* [Job] Retype all the records with nothing changed.

(Records contained in a dataset)
— Begin —

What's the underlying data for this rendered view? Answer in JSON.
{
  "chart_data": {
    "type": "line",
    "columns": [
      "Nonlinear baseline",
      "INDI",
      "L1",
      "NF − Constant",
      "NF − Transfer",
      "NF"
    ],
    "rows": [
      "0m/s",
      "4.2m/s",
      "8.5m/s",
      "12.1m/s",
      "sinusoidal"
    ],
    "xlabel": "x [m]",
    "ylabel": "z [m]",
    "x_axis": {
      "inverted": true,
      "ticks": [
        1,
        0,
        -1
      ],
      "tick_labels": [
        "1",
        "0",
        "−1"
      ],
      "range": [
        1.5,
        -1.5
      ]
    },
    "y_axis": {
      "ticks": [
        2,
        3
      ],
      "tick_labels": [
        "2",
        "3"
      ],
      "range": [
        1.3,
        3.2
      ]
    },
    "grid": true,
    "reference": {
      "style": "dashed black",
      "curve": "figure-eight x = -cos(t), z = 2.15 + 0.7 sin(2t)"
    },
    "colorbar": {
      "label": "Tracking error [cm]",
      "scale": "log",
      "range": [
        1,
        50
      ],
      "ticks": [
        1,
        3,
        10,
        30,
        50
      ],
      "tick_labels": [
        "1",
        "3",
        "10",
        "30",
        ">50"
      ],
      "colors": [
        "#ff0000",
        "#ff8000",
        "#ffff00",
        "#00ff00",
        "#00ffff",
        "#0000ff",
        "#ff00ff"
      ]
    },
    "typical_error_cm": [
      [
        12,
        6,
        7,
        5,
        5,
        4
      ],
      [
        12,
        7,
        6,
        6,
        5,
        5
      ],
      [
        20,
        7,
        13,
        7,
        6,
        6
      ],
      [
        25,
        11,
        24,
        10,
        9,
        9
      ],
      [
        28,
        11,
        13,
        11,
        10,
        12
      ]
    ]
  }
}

— End —

* [Written answer]
What's the underlying data for this rendered view? Answer in JSON.
{
  "chart_data": {
    "type": "line",
    "columns": [
      "Nonlinear baseline",
      "INDI",
      "L1",
      "NF − Constant",
      "NF − Transfer",
      "NF"
    ],
    "rows": [
      "0m/s",
      "4.2m/s",
      "8.5m/s",
      "12.1m/s",
      "sinusoidal"
    ],
    "xlabel": "x [m]",
    "ylabel": "z [m]",
    "x_axis": {
      "inverted": true,
      "ticks": [
        1,
        0,
        -1
      ],
      "tick_labels": [
        "1",
        "0",
        "−1"
      ],
      "range": [
        1.5,
        -1.5
      ]
    },
    "y_axis": {
      "ticks": [
        2,
        3
      ],
      "tick_labels": [
        "2",
        "3"
      ],
      "range": [
        1.3,
        3.2
      ]
    },
    "grid": true,
    "reference": {
      "style": "dashed black",
      "curve": "figure-eight x = -cos(t), z = 2.15 + 0.7 sin(2t)"
    },
    "colorbar": {
      "label": "Tracking error [cm]",
      "scale": "log",
      "range": [
        1,
        50
      ],
      "ticks": [
        1,
        3,
        10,
        30,
        50
      ],
      "tick_labels": [
        "1",
        "3",
        "10",
        "30",
        ">50"
      ],
      "colors": [
        "#ff0000",
        "#ff8000",
        "#ffff00",
        "#00ff00",
        "#00ffff",
        "#0000ff",
        "#ff00ff"
      ]
    },
    "typical_error_cm": [
      [
        12,
        6,
        7,
        5,
        5,
        4
      ],
      [
        12,
        7,
        6,
        6,
        5,
        5
      ],
      [
        20,
        7,
        13,
        7,
        6,
        6
      ],
      [
        25,
        11,
        24,
        10,
        9,
        9
      ],
      [
        28,
        11,
        13,
        11,
        10,
        12
      ]
    ]
  }
}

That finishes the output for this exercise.